Data items
++++++++++++++++++++
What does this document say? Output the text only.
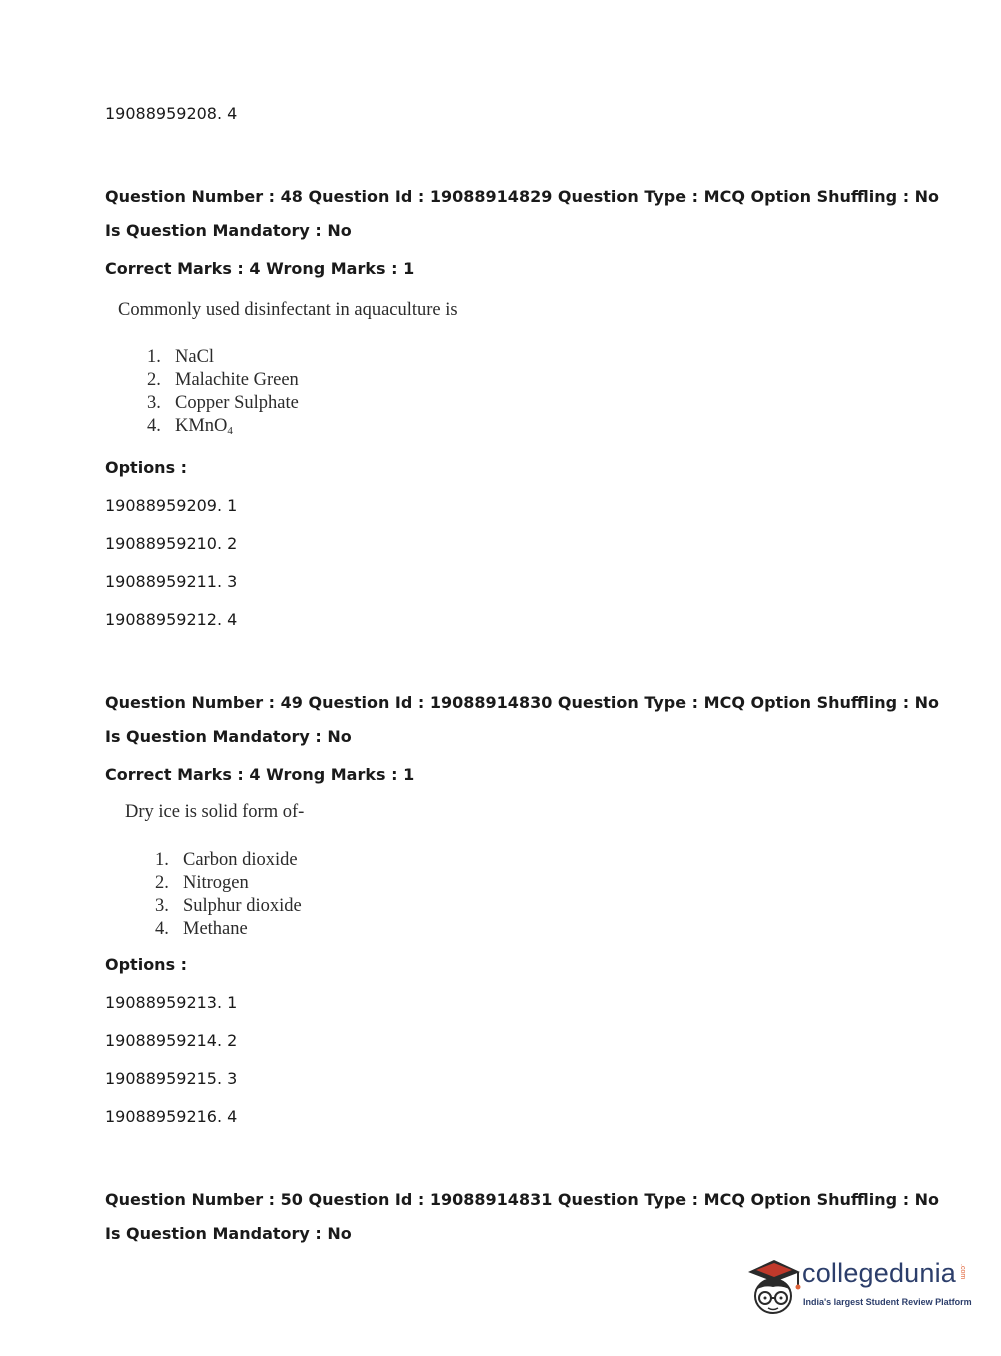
19088959208. 4
Question Number : 48 Question Id : 19088914829 Question Type : MCQ Option Shuffling : No
Is Question Mandatory : No
Correct Marks : 4 Wrong Marks : 1
Commonly used disinfectant in aquaculture is
1. NaCl
2. Malachite Green
3. Copper Sulphate
4. KMnO$_4$
Options :
19088959209. 1
19088959210. 2
19088959211. 3
19088959212. 4
Question Number : 49 Question Id : 19088914830 Question Type : MCQ Option Shuffling : No
Is Question Mandatory : No
Correct Marks : 4 Wrong Marks : 1
Dry ice is solid form of-
1. Carbon dioxide
2. Nitrogen
3. Sulphur dioxide
4. Methane
Options :
19088959213. 1
19088959214. 2
19088959215. 3
19088959216. 4
Question Number : 50 Question Id : 19088914831 Question Type : MCQ Option Shuffling : No
Is Question Mandatory : No
collegedunia .com
India's largest Student Review Platform
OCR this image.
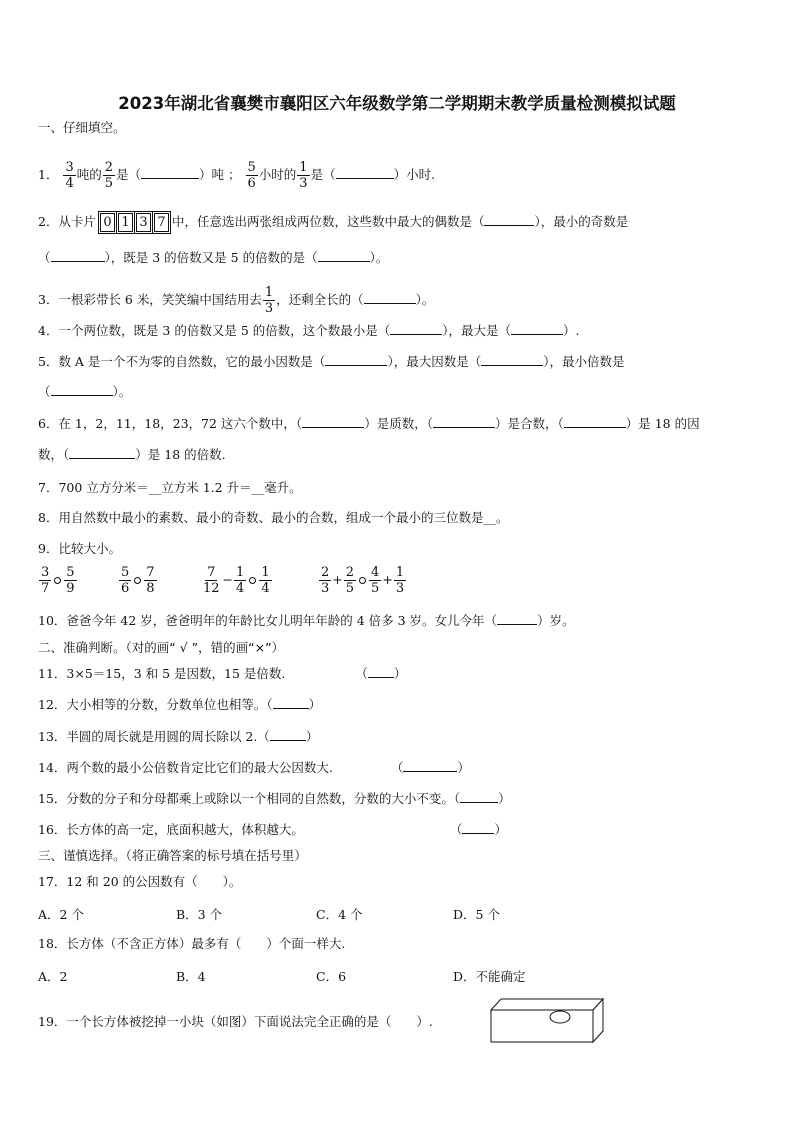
2023年湖北省襄樊市襄阳区六年级数学第二学期期末教学质量检测模拟试题
一、仔细填空。
1． $\frac{3}{4}$ 吨的 $\frac{2}{5}$ 是（	）吨 ； $\frac{5}{6}$ 小时的 $\frac{1}{3}$ 是（	）小时.
2．从卡片 0 1 3 7 中，任意选出两张组成两位数，这些数中最大的偶数是（	），最小的奇数是
（	），既是 3 的倍数又是 5 的倍数的是（	）。
3．一根彩带长 6 米，笑笑编中国结用去 $\frac{1}{3}$ ，还剩全长的（	）。
4．一个两位数，既是 3 的倍数又是 5 的倍数，这个数最小是（	），最大是（	）.
5．数 A 是一个不为零的自然数，它的最小因数是（	），最大因数是（	），最小倍数是
（	）。
6．在 1，2，11，18，23，72 这六个数中，（	）是质数，（	）是合数，（	）是 18 的因
数，（	）是 18 的倍数.
7．700 立方分米＝__立方米 1.2 升＝__毫升。
8．用自然数中最小的素数、最小的奇数、最小的合数，组成一个最小的三位数是__。
9．比较大小。
$\frac{3}{7} \frac{5}{9}$	$\frac{5}{6} \frac{7}{8}$	$\frac{7}{12} - \frac{1}{4} \frac{1}{4}$	$\frac{2}{3} + \frac{2}{5} \frac{4}{5} + \frac{1}{3}$
10．爸爸今年 42 岁，爸爸明年的年龄比女儿明年年龄的 4 倍多 3 岁。女儿今年（	）岁。
二、准确判断。（对的画“ √ ”，错的画“×”）
11．3×5＝15，3 和 5 是因数，15 是倍数.	（ ）
12．大小相等的分数，分数单位也相等。（	）
13．半圆的周长就是用圆的周长除以 2.（	）
14．两个数的最小公倍数肯定比它们的最大公因数大.	（	）
15．分数的分子和分母都乘上或除以一个相同的自然数，分数的大小不变。（	）
16．长方体的高一定，底面积越大，体积越大。	（	）
三、谨慎选择。（将正确答案的标号填在括号里）
17．12 和 20 的公因数有（　　）。
A．2 个	B．3 个	C．4 个	D．5 个
18．长方体（不含正方体）最多有（　　）个面一样大.
A．2	B．4	C．6	D．不能确定
19．一个长方体被挖掉一小块（如图）下面说法完全正确的是（　　）.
++++++++++++++++++++
→ The exercise:
Reproduce every line exactly and omit all pictures.

→ Exercise response:
What does this document say? Output the text only.
19088959208. 4
Question Number : 48 Question Id : 19088914829 Question Type : MCQ Option Shuffling : No
Is Question Mandatory : No
Correct Marks : 4 Wrong Marks : 1
Commonly used disinfectant in aquaculture is
1. NaCl
2. Malachite Green
3. Copper Sulphate
4. KMnO$_4$
Options :
19088959209. 1
19088959210. 2
19088959211. 3
19088959212. 4
Question Number : 49 Question Id : 19088914830 Question Type : MCQ Option Shuffling : No
Is Question Mandatory : No
Correct Marks : 4 Wrong Marks : 1
Dry ice is solid form of-
1. Carbon dioxide
2. Nitrogen
3. Sulphur dioxide
4. Methane
Options :
19088959213. 1
19088959214. 2
19088959215. 3
19088959216. 4
Question Number : 50 Question Id : 19088914831 Question Type : MCQ Option Shuffling : No
Is Question Mandatory : No
collegedunia .com
India's largest Student Review Platform
OCR this image.
2023年湖北省襄樊市襄阳区六年级数学第二学期期末教学质量检测模拟试题
一、仔细填空。
1． $\frac{3}{4}$ 吨的 $\frac{2}{5}$ 是（	）吨 ； $\frac{5}{6}$ 小时的 $\frac{1}{3}$ 是（	）小时.
2．从卡片 0 1 3 7 中，任意选出两张组成两位数，这些数中最大的偶数是（	），最小的奇数是
（	），既是 3 的倍数又是 5 的倍数的是（	）。
3．一根彩带长 6 米，笑笑编中国结用去 $\frac{1}{3}$ ，还剩全长的（	）。
4．一个两位数，既是 3 的倍数又是 5 的倍数，这个数最小是（	），最大是（	）.
5．数 A 是一个不为零的自然数，它的最小因数是（	），最大因数是（	），最小倍数是
（	）。
6．在 1，2，11，18，23，72 这六个数中，（	）是质数，（	）是合数，（	）是 18 的因
数，（	）是 18 的倍数.
7．700 立方分米＝__立方米 1.2 升＝__毫升。
8．用自然数中最小的素数、最小的奇数、最小的合数，组成一个最小的三位数是__。
9．比较大小。
$\frac{3}{7} \frac{5}{9}$	$\frac{5}{6} \frac{7}{8}$	$\frac{7}{12} - \frac{1}{4} \frac{1}{4}$	$\frac{2}{3} + \frac{2}{5} \frac{4}{5} + \frac{1}{3}$
10．爸爸今年 42 岁，爸爸明年的年龄比女儿明年年龄的 4 倍多 3 岁。女儿今年（	）岁。
二、准确判断。（对的画“ √ ”，错的画“×”）
11．3×5＝15，3 和 5 是因数，15 是倍数.	（ ）
12．大小相等的分数，分数单位也相等。（	）
13．半圆的周长就是用圆的周长除以 2.（	）
14．两个数的最小公倍数肯定比它们的最大公因数大.	（	）
15．分数的分子和分母都乘上或除以一个相同的自然数，分数的大小不变。（	）
16．长方体的高一定，底面积越大，体积越大。	（	）
三、谨慎选择。（将正确答案的标号填在括号里）
17．12 和 20 的公因数有（　　）。
A．2 个	B．3 个	C．4 个	D．5 个
18．长方体（不含正方体）最多有（　　）个面一样大.
A．2	B．4	C．6	D．不能确定
19．一个长方体被挖掉一小块（如图）下面说法完全正确的是（　　）.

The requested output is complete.